■ Your goal
Pull every line containing "CuBr" out of the material below.

■ Records shown
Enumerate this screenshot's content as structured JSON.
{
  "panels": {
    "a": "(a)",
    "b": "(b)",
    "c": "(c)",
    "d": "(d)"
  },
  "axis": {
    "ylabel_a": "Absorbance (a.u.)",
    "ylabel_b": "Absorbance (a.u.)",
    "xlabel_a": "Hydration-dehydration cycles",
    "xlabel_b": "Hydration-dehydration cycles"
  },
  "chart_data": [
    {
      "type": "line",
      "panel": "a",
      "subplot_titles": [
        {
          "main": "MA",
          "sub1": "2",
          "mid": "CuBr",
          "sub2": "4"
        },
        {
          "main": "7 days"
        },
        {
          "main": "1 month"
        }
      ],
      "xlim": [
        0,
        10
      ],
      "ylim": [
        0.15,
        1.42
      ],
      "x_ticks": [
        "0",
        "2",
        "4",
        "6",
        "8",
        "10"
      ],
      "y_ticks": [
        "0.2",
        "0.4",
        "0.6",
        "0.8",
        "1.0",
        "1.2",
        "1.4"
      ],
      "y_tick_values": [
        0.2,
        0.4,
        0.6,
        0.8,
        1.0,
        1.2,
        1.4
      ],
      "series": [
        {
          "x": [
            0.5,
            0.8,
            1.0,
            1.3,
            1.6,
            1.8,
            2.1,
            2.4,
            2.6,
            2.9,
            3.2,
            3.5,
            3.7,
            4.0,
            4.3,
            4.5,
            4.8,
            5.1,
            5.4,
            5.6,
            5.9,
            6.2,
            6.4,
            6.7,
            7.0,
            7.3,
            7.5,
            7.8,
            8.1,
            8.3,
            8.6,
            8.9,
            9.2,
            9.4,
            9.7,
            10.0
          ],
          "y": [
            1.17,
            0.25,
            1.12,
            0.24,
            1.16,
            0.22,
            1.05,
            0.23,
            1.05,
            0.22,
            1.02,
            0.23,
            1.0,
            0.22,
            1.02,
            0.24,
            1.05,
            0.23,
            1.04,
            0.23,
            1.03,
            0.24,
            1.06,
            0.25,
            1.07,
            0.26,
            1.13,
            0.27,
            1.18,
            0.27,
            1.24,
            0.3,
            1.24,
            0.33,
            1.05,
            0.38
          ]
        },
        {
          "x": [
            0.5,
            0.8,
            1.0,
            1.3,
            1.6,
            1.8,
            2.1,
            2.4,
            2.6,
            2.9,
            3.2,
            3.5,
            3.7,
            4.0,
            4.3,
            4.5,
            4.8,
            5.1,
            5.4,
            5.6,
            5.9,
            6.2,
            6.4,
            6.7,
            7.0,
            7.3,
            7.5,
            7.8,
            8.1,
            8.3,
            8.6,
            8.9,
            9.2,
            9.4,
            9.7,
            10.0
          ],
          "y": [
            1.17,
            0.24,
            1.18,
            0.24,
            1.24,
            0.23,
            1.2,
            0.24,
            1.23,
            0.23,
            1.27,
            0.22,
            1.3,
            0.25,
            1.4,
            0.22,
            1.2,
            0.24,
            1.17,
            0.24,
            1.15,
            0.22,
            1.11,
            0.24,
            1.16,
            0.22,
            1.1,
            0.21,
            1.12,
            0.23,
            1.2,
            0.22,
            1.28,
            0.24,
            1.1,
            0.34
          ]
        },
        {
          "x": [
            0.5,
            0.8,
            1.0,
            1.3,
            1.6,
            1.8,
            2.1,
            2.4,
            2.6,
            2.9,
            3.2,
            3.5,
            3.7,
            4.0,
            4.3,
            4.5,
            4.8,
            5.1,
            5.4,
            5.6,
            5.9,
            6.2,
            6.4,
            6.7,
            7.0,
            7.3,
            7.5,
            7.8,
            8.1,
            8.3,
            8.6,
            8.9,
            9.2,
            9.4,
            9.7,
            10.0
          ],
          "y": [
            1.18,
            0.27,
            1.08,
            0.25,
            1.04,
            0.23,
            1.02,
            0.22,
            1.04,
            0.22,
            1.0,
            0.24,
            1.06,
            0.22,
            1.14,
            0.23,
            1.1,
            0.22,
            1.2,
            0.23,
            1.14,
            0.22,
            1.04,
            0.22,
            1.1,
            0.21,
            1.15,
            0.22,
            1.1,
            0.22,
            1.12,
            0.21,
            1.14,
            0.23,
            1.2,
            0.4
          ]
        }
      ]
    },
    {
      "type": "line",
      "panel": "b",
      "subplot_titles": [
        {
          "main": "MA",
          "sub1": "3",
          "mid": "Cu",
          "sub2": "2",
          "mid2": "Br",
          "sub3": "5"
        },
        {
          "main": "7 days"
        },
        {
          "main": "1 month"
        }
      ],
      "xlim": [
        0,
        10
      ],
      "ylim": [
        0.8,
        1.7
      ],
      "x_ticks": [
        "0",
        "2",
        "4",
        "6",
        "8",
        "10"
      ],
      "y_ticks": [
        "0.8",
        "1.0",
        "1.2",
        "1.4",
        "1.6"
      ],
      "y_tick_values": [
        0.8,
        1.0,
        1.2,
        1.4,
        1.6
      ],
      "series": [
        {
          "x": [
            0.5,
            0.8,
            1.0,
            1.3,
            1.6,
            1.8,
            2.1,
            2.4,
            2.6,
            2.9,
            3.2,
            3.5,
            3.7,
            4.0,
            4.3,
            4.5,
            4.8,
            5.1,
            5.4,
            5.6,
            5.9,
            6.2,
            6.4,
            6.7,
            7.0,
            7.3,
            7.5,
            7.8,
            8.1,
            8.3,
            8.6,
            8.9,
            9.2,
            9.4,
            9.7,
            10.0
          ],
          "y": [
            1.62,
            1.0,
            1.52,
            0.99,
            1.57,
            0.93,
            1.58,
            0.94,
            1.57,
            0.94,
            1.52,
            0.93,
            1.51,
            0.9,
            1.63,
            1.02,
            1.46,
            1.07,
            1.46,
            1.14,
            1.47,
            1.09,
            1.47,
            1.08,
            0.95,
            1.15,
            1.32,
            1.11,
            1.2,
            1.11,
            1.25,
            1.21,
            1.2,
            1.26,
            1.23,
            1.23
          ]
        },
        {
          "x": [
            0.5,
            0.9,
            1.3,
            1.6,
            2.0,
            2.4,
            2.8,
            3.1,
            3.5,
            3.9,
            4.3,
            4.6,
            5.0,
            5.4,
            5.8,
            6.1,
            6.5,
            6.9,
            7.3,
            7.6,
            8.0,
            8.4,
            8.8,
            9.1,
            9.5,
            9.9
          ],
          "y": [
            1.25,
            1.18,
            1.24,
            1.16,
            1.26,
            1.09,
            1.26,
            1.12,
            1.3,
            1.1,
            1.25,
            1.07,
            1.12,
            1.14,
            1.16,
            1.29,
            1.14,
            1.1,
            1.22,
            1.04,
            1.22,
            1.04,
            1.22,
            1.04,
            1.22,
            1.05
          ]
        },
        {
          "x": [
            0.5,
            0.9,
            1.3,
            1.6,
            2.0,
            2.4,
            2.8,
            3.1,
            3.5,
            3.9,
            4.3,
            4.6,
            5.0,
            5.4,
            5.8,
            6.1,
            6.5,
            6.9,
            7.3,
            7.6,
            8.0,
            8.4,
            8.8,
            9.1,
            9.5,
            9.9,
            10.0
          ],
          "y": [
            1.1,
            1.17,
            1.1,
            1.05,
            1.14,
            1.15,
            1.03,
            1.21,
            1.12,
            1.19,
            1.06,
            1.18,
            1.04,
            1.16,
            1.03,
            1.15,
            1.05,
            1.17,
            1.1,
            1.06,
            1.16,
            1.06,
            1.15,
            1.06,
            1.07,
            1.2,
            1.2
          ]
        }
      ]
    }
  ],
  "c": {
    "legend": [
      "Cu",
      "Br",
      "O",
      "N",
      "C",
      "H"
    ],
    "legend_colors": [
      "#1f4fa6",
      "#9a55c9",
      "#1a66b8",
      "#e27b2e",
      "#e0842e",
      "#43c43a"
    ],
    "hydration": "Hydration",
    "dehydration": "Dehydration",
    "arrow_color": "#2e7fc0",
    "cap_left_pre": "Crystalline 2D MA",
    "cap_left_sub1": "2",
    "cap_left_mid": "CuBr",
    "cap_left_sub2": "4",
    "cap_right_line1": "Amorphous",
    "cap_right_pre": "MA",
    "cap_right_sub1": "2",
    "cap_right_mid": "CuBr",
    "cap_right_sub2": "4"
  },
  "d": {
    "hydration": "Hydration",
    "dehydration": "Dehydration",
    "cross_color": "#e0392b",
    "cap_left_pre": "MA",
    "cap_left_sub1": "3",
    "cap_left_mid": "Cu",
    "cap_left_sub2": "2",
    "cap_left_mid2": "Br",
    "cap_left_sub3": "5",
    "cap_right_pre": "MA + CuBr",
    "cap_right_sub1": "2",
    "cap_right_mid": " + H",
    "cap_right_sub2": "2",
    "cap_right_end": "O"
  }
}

■ Answer to this exercise
          "mid": "CuBr",
    "cap_left_mid": "CuBr",
    "cap_right_mid": "CuBr",
    "cap_right_pre": "MA + CuBr",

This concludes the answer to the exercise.